* begin SUPPLIED DATA *
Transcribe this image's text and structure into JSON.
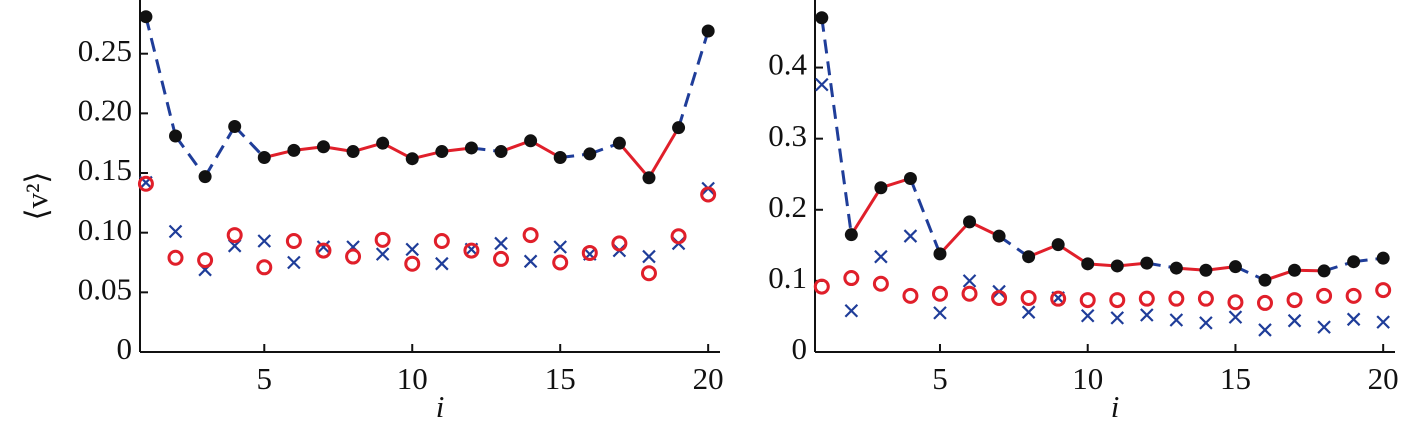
{
  "chart_data": [
    {
      "type": "line",
      "ylabel": "⟨v²⟩",
      "xlabel": "i",
      "x": [
        1,
        2,
        3,
        4,
        5,
        6,
        7,
        8,
        9,
        10,
        11,
        12,
        13,
        14,
        15,
        16,
        17,
        18,
        19,
        20
      ],
      "xlim": [
        0.8,
        20.4
      ],
      "ylim": [
        0,
        0.295
      ],
      "xticks": [
        5,
        10,
        15,
        20
      ],
      "yticks": [
        0,
        0.05,
        {
          "value": 0.1,
          "label": "0.10"
        },
        0.15,
        {
          "value": 0.2,
          "label": "0.20"
        },
        0.25
      ],
      "dashed_color": "#1f3d99",
      "solid_color": "#e01f2a",
      "series": [
        {
          "marker": "dot",
          "color": "#111111",
          "values": [
            0.281,
            0.181,
            0.147,
            0.189,
            0.163,
            0.169,
            0.172,
            0.168,
            0.175,
            0.162,
            0.168,
            0.171,
            0.168,
            0.177,
            0.163,
            0.166,
            0.175,
            0.146,
            0.188,
            0.269
          ],
          "line_segments": [
            "dashed",
            "dashed",
            "dashed",
            "dashed",
            "solid",
            "solid",
            "solid",
            "solid",
            "solid",
            "solid",
            "solid",
            "dashed",
            "solid",
            "solid",
            "dashed",
            "dashed",
            "solid",
            "solid",
            "dashed"
          ]
        },
        {
          "marker": "cross",
          "color": "#1f3d99",
          "values": [
            0.142,
            0.101,
            0.069,
            0.089,
            0.093,
            0.075,
            0.088,
            0.088,
            0.082,
            0.086,
            0.074,
            0.086,
            0.091,
            0.076,
            0.088,
            0.082,
            0.085,
            0.08,
            0.091,
            0.137
          ]
        },
        {
          "marker": "circle",
          "color": "#e01f2a",
          "values": [
            0.141,
            0.079,
            0.077,
            0.098,
            0.071,
            0.093,
            0.085,
            0.08,
            0.094,
            0.074,
            0.093,
            0.085,
            0.078,
            0.098,
            0.075,
            0.083,
            0.091,
            0.066,
            0.097,
            0.132
          ]
        }
      ]
    },
    {
      "type": "line",
      "xlabel": "i",
      "x": [
        1,
        2,
        3,
        4,
        5,
        6,
        7,
        8,
        9,
        10,
        11,
        12,
        13,
        14,
        15,
        16,
        17,
        18,
        19,
        20
      ],
      "xlim": [
        0.77,
        20.4
      ],
      "ylim": [
        0,
        0.495
      ],
      "xticks": [
        5,
        10,
        15,
        20
      ],
      "yticks": [
        0,
        0.1,
        0.2,
        0.3,
        0.4
      ],
      "dashed_color": "#1f3d99",
      "solid_color": "#e01f2a",
      "series": [
        {
          "marker": "dot",
          "color": "#111111",
          "values": [
            0.47,
            0.165,
            0.231,
            0.244,
            0.138,
            0.183,
            0.163,
            0.134,
            0.151,
            0.124,
            0.121,
            0.125,
            0.118,
            0.115,
            0.12,
            0.101,
            0.115,
            0.114,
            0.127,
            0.132
          ],
          "line_segments": [
            "dashed",
            "solid",
            "solid",
            "dashed",
            "solid",
            "solid",
            "dashed",
            "solid",
            "solid",
            "solid",
            "solid",
            "dashed",
            "solid",
            "solid",
            "dashed",
            "solid",
            "solid",
            "dashed",
            "dashed"
          ]
        },
        {
          "marker": "cross",
          "color": "#1f3d99",
          "values": [
            0.376,
            0.058,
            0.134,
            0.163,
            0.055,
            0.1,
            0.085,
            0.056,
            0.076,
            0.051,
            0.048,
            0.052,
            0.045,
            0.041,
            0.049,
            0.031,
            0.044,
            0.035,
            0.046,
            0.042
          ]
        },
        {
          "marker": "circle",
          "color": "#e01f2a",
          "values": [
            0.092,
            0.104,
            0.096,
            0.079,
            0.082,
            0.082,
            0.076,
            0.076,
            0.075,
            0.073,
            0.073,
            0.075,
            0.075,
            0.075,
            0.07,
            0.069,
            0.073,
            0.079,
            0.079,
            0.087
          ]
        }
      ]
    }
  ]
}
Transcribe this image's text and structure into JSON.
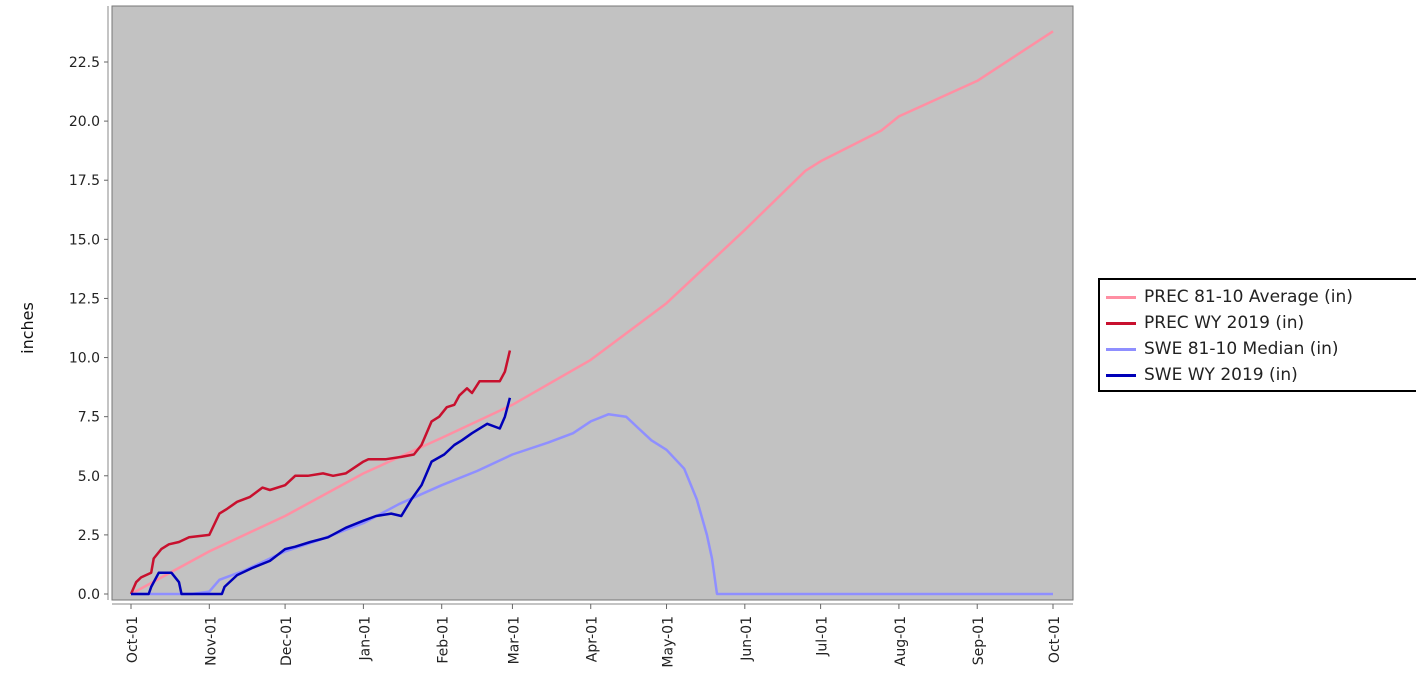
{
  "chart_data": {
    "type": "line",
    "title": "",
    "xlabel": "",
    "ylabel": "inches",
    "xlim": [
      "2018-10-01",
      "2019-10-01"
    ],
    "ylim": [
      0,
      24.5
    ],
    "grid": false,
    "legend_position": "right",
    "background_color": "#c2c2c2",
    "x_ticks": [
      "2018-10-01",
      "2018-11-01",
      "2018-12-01",
      "2019-01-01",
      "2019-02-01",
      "2019-03-01",
      "2019-04-01",
      "2019-05-01",
      "2019-06-01",
      "2019-07-01",
      "2019-08-01",
      "2019-09-01",
      "2019-10-01"
    ],
    "x_tick_labels": [
      "Oct-01",
      "Nov-01",
      "Dec-01",
      "Jan-01",
      "Feb-01",
      "Mar-01",
      "Apr-01",
      "May-01",
      "Jun-01",
      "Jul-01",
      "Aug-01",
      "Sep-01",
      "Oct-01"
    ],
    "y_ticks": [
      0,
      2.5,
      5,
      7.5,
      10,
      12.5,
      15,
      17.5,
      20,
      22.5
    ],
    "y_tick_labels": [
      "0.0",
      "2.5",
      "5.0",
      "7.5",
      "10.0",
      "12.5",
      "15.0",
      "17.5",
      "20.0",
      "22.5"
    ],
    "series": [
      {
        "name": "PREC 81-10 Average (in)",
        "color": "#ff8fa3",
        "width": 2.5,
        "x": [
          "2018-10-01",
          "2018-11-01",
          "2018-12-01",
          "2019-01-01",
          "2019-02-01",
          "2019-03-01",
          "2019-04-01",
          "2019-05-01",
          "2019-06-01",
          "2019-06-25",
          "2019-07-01",
          "2019-07-25",
          "2019-08-01",
          "2019-09-01",
          "2019-10-01"
        ],
        "y": [
          0,
          1.8,
          3.3,
          5.1,
          6.6,
          8.0,
          9.9,
          12.3,
          15.4,
          17.9,
          18.3,
          19.6,
          20.2,
          21.7,
          23.8
        ]
      },
      {
        "name": "PREC WY 2019  (in)",
        "color": "#c8102e",
        "width": 2.5,
        "x": [
          "2018-10-01",
          "2018-10-03",
          "2018-10-05",
          "2018-10-09",
          "2018-10-10",
          "2018-10-13",
          "2018-10-16",
          "2018-10-20",
          "2018-10-24",
          "2018-11-01",
          "2018-11-05",
          "2018-11-08",
          "2018-11-12",
          "2018-11-17",
          "2018-11-22",
          "2018-11-25",
          "2018-12-01",
          "2018-12-05",
          "2018-12-10",
          "2018-12-16",
          "2018-12-20",
          "2018-12-25",
          "2019-01-01",
          "2019-01-03",
          "2019-01-06",
          "2019-01-10",
          "2019-01-16",
          "2019-01-21",
          "2019-01-24",
          "2019-01-28",
          "2019-01-31",
          "2019-02-03",
          "2019-02-06",
          "2019-02-08",
          "2019-02-11",
          "2019-02-13",
          "2019-02-16",
          "2019-02-21",
          "2019-02-24",
          "2019-02-26",
          "2019-02-28"
        ],
        "y": [
          0,
          0.5,
          0.7,
          0.9,
          1.5,
          1.9,
          2.1,
          2.2,
          2.4,
          2.5,
          3.4,
          3.6,
          3.9,
          4.1,
          4.5,
          4.4,
          4.6,
          5.0,
          5.0,
          5.1,
          5.0,
          5.1,
          5.6,
          5.7,
          5.7,
          5.7,
          5.8,
          5.9,
          6.3,
          7.3,
          7.5,
          7.9,
          8.0,
          8.4,
          8.7,
          8.5,
          9.0,
          9.0,
          9.0,
          9.4,
          10.3
        ]
      },
      {
        "name": "SWE 81-10 Median (in)",
        "color": "#8f8fff",
        "width": 2.5,
        "x": [
          "2018-10-01",
          "2018-10-25",
          "2018-11-01",
          "2018-11-05",
          "2018-11-15",
          "2018-12-01",
          "2018-12-15",
          "2019-01-01",
          "2019-01-15",
          "2019-02-01",
          "2019-02-15",
          "2019-03-01",
          "2019-03-15",
          "2019-03-25",
          "2019-04-01",
          "2019-04-08",
          "2019-04-15",
          "2019-04-20",
          "2019-04-25",
          "2019-05-01",
          "2019-05-08",
          "2019-05-13",
          "2019-05-17",
          "2019-05-19",
          "2019-05-21",
          "2019-10-01"
        ],
        "y": [
          0,
          0,
          0.1,
          0.6,
          1.0,
          1.8,
          2.3,
          3.0,
          3.8,
          4.6,
          5.2,
          5.9,
          6.4,
          6.8,
          7.3,
          7.6,
          7.5,
          7.0,
          6.5,
          6.1,
          5.3,
          4.0,
          2.5,
          1.5,
          0,
          0
        ]
      },
      {
        "name": "SWE WY 2019  (in)",
        "color": "#0000b8",
        "width": 2.5,
        "x": [
          "2018-10-01",
          "2018-10-08",
          "2018-10-09",
          "2018-10-12",
          "2018-10-17",
          "2018-10-20",
          "2018-10-21",
          "2018-11-06",
          "2018-11-07",
          "2018-11-12",
          "2018-11-18",
          "2018-11-25",
          "2018-12-01",
          "2018-12-05",
          "2018-12-11",
          "2018-12-18",
          "2018-12-25",
          "2019-01-01",
          "2019-01-06",
          "2019-01-12",
          "2019-01-16",
          "2019-01-20",
          "2019-01-24",
          "2019-01-28",
          "2019-02-02",
          "2019-02-06",
          "2019-02-09",
          "2019-02-13",
          "2019-02-19",
          "2019-02-24",
          "2019-02-26",
          "2019-02-28"
        ],
        "y": [
          0,
          0,
          0.3,
          0.9,
          0.9,
          0.5,
          0,
          0,
          0.3,
          0.8,
          1.1,
          1.4,
          1.9,
          2.0,
          2.2,
          2.4,
          2.8,
          3.1,
          3.3,
          3.4,
          3.3,
          4.0,
          4.6,
          5.6,
          5.9,
          6.3,
          6.5,
          6.8,
          7.2,
          7.0,
          7.5,
          8.3
        ]
      }
    ]
  }
}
* end SUPPLIED DATA *
WHAT IS EXPECTED >>
All lines holding the word "PREC" should be picked out and copied.

ANSWER TO THE PROBLEM >>
        "name": "PREC 81-10 Average (in)",
        "name": "PREC WY 2019  (in)",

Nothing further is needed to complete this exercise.